SHORT EXERCISE. Write out the listing in full, matching it word for word.

* Start STORED RECORDS *

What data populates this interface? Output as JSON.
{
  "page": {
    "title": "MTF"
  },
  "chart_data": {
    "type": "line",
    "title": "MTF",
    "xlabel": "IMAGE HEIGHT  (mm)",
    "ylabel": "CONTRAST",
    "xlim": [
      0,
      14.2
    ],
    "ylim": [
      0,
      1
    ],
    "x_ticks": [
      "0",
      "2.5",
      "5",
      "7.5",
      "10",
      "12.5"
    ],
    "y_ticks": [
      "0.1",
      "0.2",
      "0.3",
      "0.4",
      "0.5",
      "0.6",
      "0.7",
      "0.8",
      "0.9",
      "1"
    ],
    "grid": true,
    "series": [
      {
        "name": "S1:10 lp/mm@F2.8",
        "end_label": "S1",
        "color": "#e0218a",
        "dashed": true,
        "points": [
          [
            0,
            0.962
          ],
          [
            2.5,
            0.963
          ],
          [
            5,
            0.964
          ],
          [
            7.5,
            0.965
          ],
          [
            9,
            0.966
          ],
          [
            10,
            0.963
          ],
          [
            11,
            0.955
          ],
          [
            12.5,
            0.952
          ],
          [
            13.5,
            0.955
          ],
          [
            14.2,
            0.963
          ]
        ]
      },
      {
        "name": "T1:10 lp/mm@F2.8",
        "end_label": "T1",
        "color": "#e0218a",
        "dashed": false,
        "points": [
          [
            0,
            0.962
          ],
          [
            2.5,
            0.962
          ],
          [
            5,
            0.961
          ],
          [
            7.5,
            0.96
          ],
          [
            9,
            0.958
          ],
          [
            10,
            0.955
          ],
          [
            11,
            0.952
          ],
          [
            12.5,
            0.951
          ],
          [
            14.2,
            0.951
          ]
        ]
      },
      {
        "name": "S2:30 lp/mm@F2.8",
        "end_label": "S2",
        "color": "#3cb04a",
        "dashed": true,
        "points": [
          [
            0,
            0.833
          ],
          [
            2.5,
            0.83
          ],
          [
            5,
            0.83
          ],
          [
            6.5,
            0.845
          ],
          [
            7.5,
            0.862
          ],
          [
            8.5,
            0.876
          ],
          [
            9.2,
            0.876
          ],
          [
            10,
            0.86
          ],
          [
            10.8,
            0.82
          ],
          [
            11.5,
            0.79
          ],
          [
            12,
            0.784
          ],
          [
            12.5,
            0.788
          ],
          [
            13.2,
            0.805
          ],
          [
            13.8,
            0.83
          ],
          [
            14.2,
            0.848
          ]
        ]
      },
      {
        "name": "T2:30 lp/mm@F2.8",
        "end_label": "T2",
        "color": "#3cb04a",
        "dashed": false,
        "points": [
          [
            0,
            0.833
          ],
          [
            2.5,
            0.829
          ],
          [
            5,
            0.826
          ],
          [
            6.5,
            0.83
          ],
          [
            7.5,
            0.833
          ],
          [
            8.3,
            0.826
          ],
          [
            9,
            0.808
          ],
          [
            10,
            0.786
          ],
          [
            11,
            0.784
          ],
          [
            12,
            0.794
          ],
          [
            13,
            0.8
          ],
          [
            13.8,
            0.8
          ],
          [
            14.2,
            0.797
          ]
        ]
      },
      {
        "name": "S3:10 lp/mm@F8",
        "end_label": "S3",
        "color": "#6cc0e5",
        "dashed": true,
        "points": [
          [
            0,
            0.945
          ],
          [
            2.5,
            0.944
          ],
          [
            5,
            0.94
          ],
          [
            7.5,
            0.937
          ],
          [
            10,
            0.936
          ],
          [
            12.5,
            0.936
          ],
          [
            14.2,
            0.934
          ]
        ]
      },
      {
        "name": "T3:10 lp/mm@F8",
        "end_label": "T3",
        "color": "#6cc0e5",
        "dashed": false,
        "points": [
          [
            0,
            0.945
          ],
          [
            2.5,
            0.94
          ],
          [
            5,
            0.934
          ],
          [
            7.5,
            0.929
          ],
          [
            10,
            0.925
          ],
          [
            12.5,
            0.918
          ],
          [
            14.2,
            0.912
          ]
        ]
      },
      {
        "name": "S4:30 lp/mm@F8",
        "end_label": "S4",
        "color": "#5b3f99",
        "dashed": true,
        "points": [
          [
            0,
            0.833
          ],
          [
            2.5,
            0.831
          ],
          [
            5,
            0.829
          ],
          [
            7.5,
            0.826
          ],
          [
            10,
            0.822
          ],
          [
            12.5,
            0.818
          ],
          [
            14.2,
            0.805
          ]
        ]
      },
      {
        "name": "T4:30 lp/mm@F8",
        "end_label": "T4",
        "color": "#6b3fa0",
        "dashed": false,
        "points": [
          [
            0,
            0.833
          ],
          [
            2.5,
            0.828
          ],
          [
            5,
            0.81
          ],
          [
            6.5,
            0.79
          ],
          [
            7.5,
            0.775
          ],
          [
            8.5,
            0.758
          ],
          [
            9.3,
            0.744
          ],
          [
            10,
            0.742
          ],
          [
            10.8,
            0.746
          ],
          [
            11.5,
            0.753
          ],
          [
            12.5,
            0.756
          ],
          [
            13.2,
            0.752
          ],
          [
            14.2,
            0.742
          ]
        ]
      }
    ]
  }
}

* End STORED RECORDS *

THE OUTPUT.
What data populates this interface? Output as JSON.
{
  "page": {
    "title": "MTF"
  },
  "chart_data": {
    "type": "line",
    "title": "MTF",
    "xlabel": "IMAGE HEIGHT  (mm)",
    "ylabel": "CONTRAST",
    "xlim": [
      0,
      14.2
    ],
    "ylim": [
      0,
      1
    ],
    "x_ticks": [
      "0",
      "2.5",
      "5",
      "7.5",
      "10",
      "12.5"
    ],
    "y_ticks": [
      "0.1",
      "0.2",
      "0.3",
      "0.4",
      "0.5",
      "0.6",
      "0.7",
      "0.8",
      "0.9",
      "1"
    ],
    "grid": true,
    "series": [
      {
        "name": "S1:10 lp/mm@F2.8",
        "end_label": "S1",
        "color": "#e0218a",
        "dashed": true,
        "points": [
          [
            0,
            0.962
          ],
          [
            2.5,
            0.963
          ],
          [
            5,
            0.964
          ],
          [
            7.5,
            0.965
          ],
          [
            9,
            0.966
          ],
          [
            10,
            0.963
          ],
          [
            11,
            0.955
          ],
          [
            12.5,
            0.952
          ],
          [
            13.5,
            0.955
          ],
          [
            14.2,
            0.963
          ]
        ]
      },
      {
        "name": "T1:10 lp/mm@F2.8",
        "end_label": "T1",
        "color": "#e0218a",
        "dashed": false,
        "points": [
          [
            0,
            0.962
          ],
          [
            2.5,
            0.962
          ],
          [
            5,
            0.961
          ],
          [
            7.5,
            0.96
          ],
          [
            9,
            0.958
          ],
          [
            10,
            0.955
          ],
          [
            11,
            0.952
          ],
          [
            12.5,
            0.951
          ],
          [
            14.2,
            0.951
          ]
        ]
      },
      {
        "name": "S2:30 lp/mm@F2.8",
        "end_label": "S2",
        "color": "#3cb04a",
        "dashed": true,
        "points": [
          [
            0,
            0.833
          ],
          [
            2.5,
            0.83
          ],
          [
            5,
            0.83
          ],
          [
            6.5,
            0.845
          ],
          [
            7.5,
            0.862
          ],
          [
            8.5,
            0.876
          ],
          [
            9.2,
            0.876
          ],
          [
            10,
            0.86
          ],
          [
            10.8,
            0.82
          ],
          [
            11.5,
            0.79
          ],
          [
            12,
            0.784
          ],
          [
            12.5,
            0.788
          ],
          [
            13.2,
            0.805
          ],
          [
            13.8,
            0.83
          ],
          [
            14.2,
            0.848
          ]
        ]
      },
      {
        "name": "T2:30 lp/mm@F2.8",
        "end_label": "T2",
        "color": "#3cb04a",
        "dashed": false,
        "points": [
          [
            0,
            0.833
          ],
          [
            2.5,
            0.829
          ],
          [
            5,
            0.826
          ],
          [
            6.5,
            0.83
          ],
          [
            7.5,
            0.833
          ],
          [
            8.3,
            0.826
          ],
          [
            9,
            0.808
          ],
          [
            10,
            0.786
          ],
          [
            11,
            0.784
          ],
          [
            12,
            0.794
          ],
          [
            13,
            0.8
          ],
          [
            13.8,
            0.8
          ],
          [
            14.2,
            0.797
          ]
        ]
      },
      {
        "name": "S3:10 lp/mm@F8",
        "end_label": "S3",
        "color": "#6cc0e5",
        "dashed": true,
        "points": [
          [
            0,
            0.945
          ],
          [
            2.5,
            0.944
          ],
          [
            5,
            0.94
          ],
          [
            7.5,
            0.937
          ],
          [
            10,
            0.936
          ],
          [
            12.5,
            0.936
          ],
          [
            14.2,
            0.934
          ]
        ]
      },
      {
        "name": "T3:10 lp/mm@F8",
        "end_label": "T3",
        "color": "#6cc0e5",
        "dashed": false,
        "points": [
          [
            0,
            0.945
          ],
          [
            2.5,
            0.94
          ],
          [
            5,
            0.934
          ],
          [
            7.5,
            0.929
          ],
          [
            10,
            0.925
          ],
          [
            12.5,
            0.918
          ],
          [
            14.2,
            0.912
          ]
        ]
      },
      {
        "name": "S4:30 lp/mm@F8",
        "end_label": "S4",
        "color": "#5b3f99",
        "dashed": true,
        "points": [
          [
            0,
            0.833
          ],
          [
            2.5,
            0.831
          ],
          [
            5,
            0.829
          ],
          [
            7.5,
            0.826
          ],
          [
            10,
            0.822
          ],
          [
            12.5,
            0.818
          ],
          [
            14.2,
            0.805
          ]
        ]
      },
      {
        "name": "T4:30 lp/mm@F8",
        "end_label": "T4",
        "color": "#6b3fa0",
        "dashed": false,
        "points": [
          [
            0,
            0.833
          ],
          [
            2.5,
            0.828
          ],
          [
            5,
            0.81
          ],
          [
            6.5,
            0.79
          ],
          [
            7.5,
            0.775
          ],
          [
            8.5,
            0.758
          ],
          [
            9.3,
            0.744
          ],
          [
            10,
            0.742
          ],
          [
            10.8,
            0.746
          ],
          [
            11.5,
            0.753
          ],
          [
            12.5,
            0.756
          ],
          [
            13.2,
            0.752
          ],
          [
            14.2,
            0.742
          ]
        ]
      }
    ]
  }
}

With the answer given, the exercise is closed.